DIRECTIONS ::
1: Decide whether each statement below agrees with the passage on the stable and the song. Answer yes or no for each, and quote the words of the text that decide it.
(a) Angels ministered to Jesus at his death.
(b) The shepherds find him in the stable.
(c) The stable speaks of heavenly riches.
2: Answer these questions from the passage on the stable and the song.
(a) Which Bible reference is given for peace between God and man?
(b) Besides the One who was born, what did the angels sing of?
(c) Which verses does the section on the search by the shepherds cover?
3: From the passage on the stable and the song, set down everything from "That was the" down to "The Shepherds (2:15-20)".

READING TEXT ::
** Begin **

The stable and the song - one balances the other. The stable speaks of earthly poverty. The song speaks of heavenly riches. The stable speaks of humility below and the song speaks of glory on high. The stable presents a little helpless baby. The song presents a great and all-powerful God. In the stable the shepherds find him. In the song the angels glorify him. In the stable, the animals “low” a lullaby. In the song, the angels sing a sweet melody. The sign of the stable points the way to Christ. The song of the angels points to the glory of Christ. No angel ministered to Jesus at his death, but multitudes sang at his birth. The angelic multitude bears authoritative witness that the sign and the Saviour are true.

The choir sang: “Glory to God in the highest.” The heavens rejoice and praise God for salvation’s plan, that there is a remedy for sin, that there is “peace on earth among those with whom he is pleased.” The result of Jesus’ coming is that peace has been made possible between God and man (Col. 1:20). Those who know His peace are those who are the recipients of God’s favor, God’s grace. And the One who perfectly embodied all God’s favor was this Baby. He is the One in whom God is well pleased and all who follow him benefit from God’s good pleasure.

That was the meaning of Christmas to the angels. They sang not only of the One who was born but of the grace that had come.

The situation of the announcement is confirmed by the signs from the angels which initiated…

III. The Search By The Shepherds (2:15-20)

15 “When the angels went away from them into heaven, the shepherds said to one another, ‘Let us go over to Bethlehem and see this thing that has happened, which the Lord has made known to us.’”

** End **

LISTING ::
** Begin **

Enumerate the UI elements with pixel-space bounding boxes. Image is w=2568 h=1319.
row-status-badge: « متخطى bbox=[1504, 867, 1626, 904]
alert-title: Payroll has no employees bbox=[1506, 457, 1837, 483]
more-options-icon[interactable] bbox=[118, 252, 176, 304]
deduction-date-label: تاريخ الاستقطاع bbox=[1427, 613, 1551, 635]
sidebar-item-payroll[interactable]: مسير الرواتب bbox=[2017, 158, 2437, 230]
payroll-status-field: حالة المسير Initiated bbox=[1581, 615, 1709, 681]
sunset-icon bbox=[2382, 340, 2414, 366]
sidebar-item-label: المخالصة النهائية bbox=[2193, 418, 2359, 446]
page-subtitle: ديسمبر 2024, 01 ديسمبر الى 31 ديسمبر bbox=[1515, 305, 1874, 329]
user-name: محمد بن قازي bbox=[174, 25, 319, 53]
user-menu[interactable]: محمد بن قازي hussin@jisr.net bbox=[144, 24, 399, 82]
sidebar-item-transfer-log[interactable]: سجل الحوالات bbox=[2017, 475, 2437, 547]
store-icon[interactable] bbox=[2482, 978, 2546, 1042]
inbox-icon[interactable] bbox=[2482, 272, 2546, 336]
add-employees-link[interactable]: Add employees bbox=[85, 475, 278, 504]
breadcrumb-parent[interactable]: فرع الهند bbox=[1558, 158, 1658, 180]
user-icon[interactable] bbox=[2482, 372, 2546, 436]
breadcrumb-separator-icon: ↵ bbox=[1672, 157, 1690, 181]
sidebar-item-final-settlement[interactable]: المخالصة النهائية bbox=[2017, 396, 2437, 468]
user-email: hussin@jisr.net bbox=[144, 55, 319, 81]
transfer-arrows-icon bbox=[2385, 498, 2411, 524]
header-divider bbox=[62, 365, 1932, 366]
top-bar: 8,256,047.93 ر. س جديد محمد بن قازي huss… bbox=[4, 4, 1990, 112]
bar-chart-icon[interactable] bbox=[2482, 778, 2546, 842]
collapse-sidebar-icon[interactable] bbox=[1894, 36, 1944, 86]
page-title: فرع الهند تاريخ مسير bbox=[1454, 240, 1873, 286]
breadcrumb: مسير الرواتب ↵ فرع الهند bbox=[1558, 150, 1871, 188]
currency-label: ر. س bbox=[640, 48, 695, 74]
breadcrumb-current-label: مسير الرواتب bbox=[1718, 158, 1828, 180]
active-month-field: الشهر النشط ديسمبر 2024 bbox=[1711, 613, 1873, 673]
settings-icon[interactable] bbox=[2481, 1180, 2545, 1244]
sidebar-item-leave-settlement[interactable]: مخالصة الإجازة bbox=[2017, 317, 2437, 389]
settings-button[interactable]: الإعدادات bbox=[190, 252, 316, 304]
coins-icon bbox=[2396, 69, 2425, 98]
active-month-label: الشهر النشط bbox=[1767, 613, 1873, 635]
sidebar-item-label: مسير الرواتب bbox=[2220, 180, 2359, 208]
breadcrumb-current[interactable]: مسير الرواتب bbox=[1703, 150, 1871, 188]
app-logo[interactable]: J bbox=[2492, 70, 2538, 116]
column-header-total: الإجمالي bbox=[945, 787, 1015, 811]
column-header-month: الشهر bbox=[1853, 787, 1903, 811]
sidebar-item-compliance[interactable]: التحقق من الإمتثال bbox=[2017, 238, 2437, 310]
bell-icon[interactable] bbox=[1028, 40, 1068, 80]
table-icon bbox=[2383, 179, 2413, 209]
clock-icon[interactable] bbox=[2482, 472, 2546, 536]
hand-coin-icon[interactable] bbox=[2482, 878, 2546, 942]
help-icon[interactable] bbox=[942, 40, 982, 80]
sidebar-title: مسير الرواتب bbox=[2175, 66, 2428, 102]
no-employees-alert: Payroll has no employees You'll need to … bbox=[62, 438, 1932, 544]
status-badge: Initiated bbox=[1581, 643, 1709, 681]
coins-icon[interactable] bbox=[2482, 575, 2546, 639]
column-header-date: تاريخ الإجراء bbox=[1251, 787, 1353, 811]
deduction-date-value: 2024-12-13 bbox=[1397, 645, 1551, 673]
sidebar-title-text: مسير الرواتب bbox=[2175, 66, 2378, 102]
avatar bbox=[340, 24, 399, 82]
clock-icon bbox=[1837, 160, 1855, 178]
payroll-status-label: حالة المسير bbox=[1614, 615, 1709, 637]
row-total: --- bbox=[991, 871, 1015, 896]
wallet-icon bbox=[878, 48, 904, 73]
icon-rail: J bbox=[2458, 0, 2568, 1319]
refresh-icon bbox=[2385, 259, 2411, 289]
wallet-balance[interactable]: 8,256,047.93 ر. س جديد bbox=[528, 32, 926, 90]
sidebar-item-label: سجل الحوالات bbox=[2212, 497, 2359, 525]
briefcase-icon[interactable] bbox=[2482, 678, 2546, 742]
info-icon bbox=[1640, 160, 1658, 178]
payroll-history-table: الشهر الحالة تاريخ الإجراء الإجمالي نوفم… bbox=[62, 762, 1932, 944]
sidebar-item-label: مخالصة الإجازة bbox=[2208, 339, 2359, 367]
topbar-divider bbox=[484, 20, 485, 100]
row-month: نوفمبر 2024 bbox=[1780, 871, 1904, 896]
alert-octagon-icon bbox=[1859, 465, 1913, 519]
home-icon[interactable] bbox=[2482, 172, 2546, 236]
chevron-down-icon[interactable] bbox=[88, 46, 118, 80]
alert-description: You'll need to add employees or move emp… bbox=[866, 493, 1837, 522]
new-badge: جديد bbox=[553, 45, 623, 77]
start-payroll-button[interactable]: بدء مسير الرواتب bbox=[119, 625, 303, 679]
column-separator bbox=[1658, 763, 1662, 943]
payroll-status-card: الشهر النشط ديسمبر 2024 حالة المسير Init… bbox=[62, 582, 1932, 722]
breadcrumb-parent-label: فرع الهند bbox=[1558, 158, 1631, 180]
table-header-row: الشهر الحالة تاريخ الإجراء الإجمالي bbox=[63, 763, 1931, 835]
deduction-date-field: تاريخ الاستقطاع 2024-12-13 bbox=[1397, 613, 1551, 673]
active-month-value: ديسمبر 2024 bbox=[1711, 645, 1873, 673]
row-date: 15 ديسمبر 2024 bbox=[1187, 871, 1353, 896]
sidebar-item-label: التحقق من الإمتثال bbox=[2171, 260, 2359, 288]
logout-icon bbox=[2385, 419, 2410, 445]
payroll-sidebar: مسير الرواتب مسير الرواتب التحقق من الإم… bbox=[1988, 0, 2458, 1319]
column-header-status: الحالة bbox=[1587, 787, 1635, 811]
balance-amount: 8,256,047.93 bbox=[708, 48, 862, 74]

** End **

TASK-BY-TASK ANSWERS ::
1:
(a) No: "No angel ministered to Jesus at his death, but multitudes sang at his birth."
(b) Yes: "In the stable the shepherds find him."
(c) No: "The stable speaks of earthly poverty."

2:
(a) Col. 1:20
(b) The grace that had come
(c) 2:15-20

3:
That was the meaning of Christmas to the angels. They sang not only of the One who was born but of the grace that had come.

The situation of the announcement is confirmed by the signs from the angels which initiated…

III. The Search By The Shepherds (2:15-20)